Repeat each entry as written and leave the images out of the copy.

....

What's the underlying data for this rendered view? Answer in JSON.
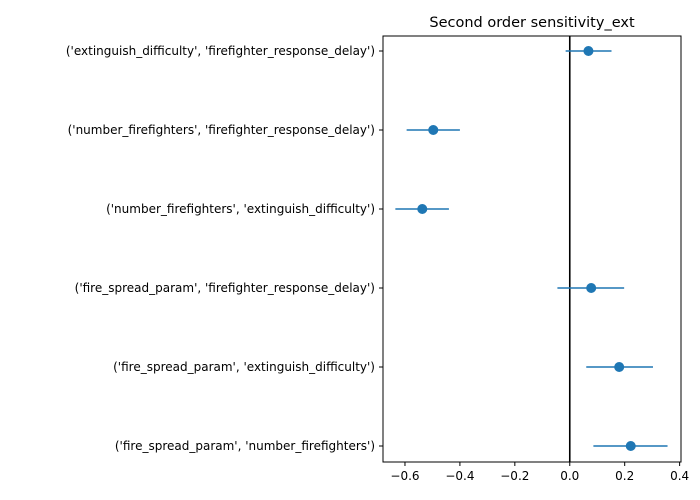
{
  "chart_data": {
    "type": "scatter",
    "title": "Second order sensitivity_ext",
    "xlabel": "",
    "ylabel": "",
    "xlim": [
      -0.68,
      0.405
    ],
    "x_ticks": [
      -0.6,
      -0.4,
      -0.2,
      0.0,
      0.2,
      0.4
    ],
    "x_tick_labels": [
      "−0.6",
      "−0.4",
      "−0.2",
      "0.0",
      "0.2",
      "0.4"
    ],
    "reference_line_x": 0,
    "grid": false,
    "marker_color": "#1f77b4",
    "reference_line_color": "#000000",
    "categories": [
      "('extinguish_difficulty', 'firefighter_response_delay')",
      "('number_firefighters', 'firefighter_response_delay')",
      "('number_firefighters', 'extinguish_difficulty')",
      "('fire_spread_param', 'firefighter_response_delay')",
      "('fire_spread_param', 'extinguish_difficulty')",
      "('fire_spread_param', 'number_firefighters')"
    ],
    "points": [
      {
        "value": 0.068,
        "err_low": -0.015,
        "err_high": 0.152
      },
      {
        "value": -0.497,
        "err_low": -0.594,
        "err_high": -0.4
      },
      {
        "value": -0.537,
        "err_low": -0.635,
        "err_high": -0.44
      },
      {
        "value": 0.078,
        "err_low": -0.045,
        "err_high": 0.198
      },
      {
        "value": 0.18,
        "err_low": 0.06,
        "err_high": 0.303
      },
      {
        "value": 0.222,
        "err_low": 0.086,
        "err_high": 0.356
      }
    ]
  }
}
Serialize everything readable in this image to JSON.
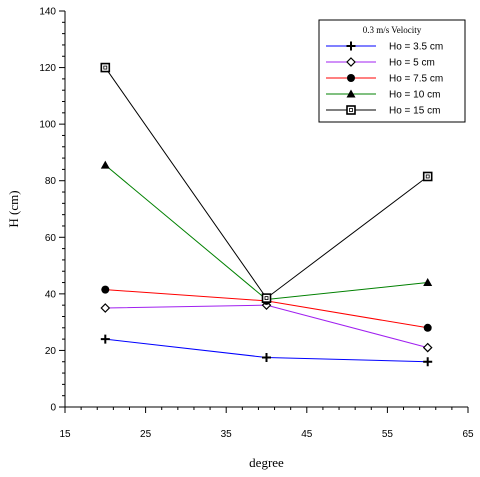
{
  "chart_data": {
    "type": "line",
    "xlabel": "degree",
    "ylabel": "H (cm)",
    "xlim": [
      15,
      65
    ],
    "ylim": [
      0,
      140
    ],
    "x_ticks": [
      15,
      25,
      35,
      45,
      55,
      65
    ],
    "y_ticks": [
      0,
      20,
      40,
      60,
      80,
      100,
      120,
      140
    ],
    "grid": false,
    "legend": {
      "title": "0.3 m/s Velocity",
      "placement": "top-right"
    },
    "x": [
      20,
      40,
      60
    ],
    "series": [
      {
        "name": "Ho = 3.5 cm",
        "values": [
          24,
          17.5,
          16
        ],
        "color": "#0000ff",
        "marker": "plus"
      },
      {
        "name": "Ho = 5 cm",
        "values": [
          35,
          36,
          21
        ],
        "color": "#a020f0",
        "marker": "diamond"
      },
      {
        "name": "Ho = 7.5 cm",
        "values": [
          41.5,
          37.5,
          28
        ],
        "color": "#ff0000",
        "marker": "circle"
      },
      {
        "name": "Ho = 10 cm",
        "values": [
          85.5,
          38,
          44
        ],
        "color": "#008000",
        "marker": "triangle"
      },
      {
        "name": "Ho = 15 cm",
        "values": [
          120,
          38.5,
          81.5
        ],
        "color": "#000000",
        "marker": "square"
      }
    ]
  }
}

....

-- REPLY --
What's the underlying data for this rendered view? Answer in JSON.
{
  "chart_data": {
    "type": "scatter",
    "title": "Second order sensitivity_ext",
    "xlabel": "",
    "ylabel": "",
    "xlim": [
      -0.68,
      0.405
    ],
    "x_ticks": [
      -0.6,
      -0.4,
      -0.2,
      0.0,
      0.2,
      0.4
    ],
    "x_tick_labels": [
      "−0.6",
      "−0.4",
      "−0.2",
      "0.0",
      "0.2",
      "0.4"
    ],
    "reference_line_x": 0,
    "grid": false,
    "marker_color": "#1f77b4",
    "reference_line_color": "#000000",
    "categories": [
      "('extinguish_difficulty', 'firefighter_response_delay')",
      "('number_firefighters', 'firefighter_response_delay')",
      "('number_firefighters', 'extinguish_difficulty')",
      "('fire_spread_param', 'firefighter_response_delay')",
      "('fire_spread_param', 'extinguish_difficulty')",
      "('fire_spread_param', 'number_firefighters')"
    ],
    "points": [
      {
        "value": 0.068,
        "err_low": -0.015,
        "err_high": 0.152
      },
      {
        "value": -0.497,
        "err_low": -0.594,
        "err_high": -0.4
      },
      {
        "value": -0.537,
        "err_low": -0.635,
        "err_high": -0.44
      },
      {
        "value": 0.078,
        "err_low": -0.045,
        "err_high": 0.198
      },
      {
        "value": 0.18,
        "err_low": 0.06,
        "err_high": 0.303
      },
      {
        "value": 0.222,
        "err_low": 0.086,
        "err_high": 0.356
      }
    ]
  }
}
Serialize everything readable in this image to JSON.
{
  "chart_data": {
    "type": "line",
    "xlabel": "degree",
    "ylabel": "H (cm)",
    "xlim": [
      15,
      65
    ],
    "ylim": [
      0,
      140
    ],
    "x_ticks": [
      15,
      25,
      35,
      45,
      55,
      65
    ],
    "y_ticks": [
      0,
      20,
      40,
      60,
      80,
      100,
      120,
      140
    ],
    "grid": false,
    "legend": {
      "title": "0.3 m/s Velocity",
      "placement": "top-right"
    },
    "x": [
      20,
      40,
      60
    ],
    "series": [
      {
        "name": "Ho = 3.5 cm",
        "values": [
          24,
          17.5,
          16
        ],
        "color": "#0000ff",
        "marker": "plus"
      },
      {
        "name": "Ho = 5 cm",
        "values": [
          35,
          36,
          21
        ],
        "color": "#a020f0",
        "marker": "diamond"
      },
      {
        "name": "Ho = 7.5 cm",
        "values": [
          41.5,
          37.5,
          28
        ],
        "color": "#ff0000",
        "marker": "circle"
      },
      {
        "name": "Ho = 10 cm",
        "values": [
          85.5,
          38,
          44
        ],
        "color": "#008000",
        "marker": "triangle"
      },
      {
        "name": "Ho = 15 cm",
        "values": [
          120,
          38.5,
          81.5
        ],
        "color": "#000000",
        "marker": "square"
      }
    ]
  }
}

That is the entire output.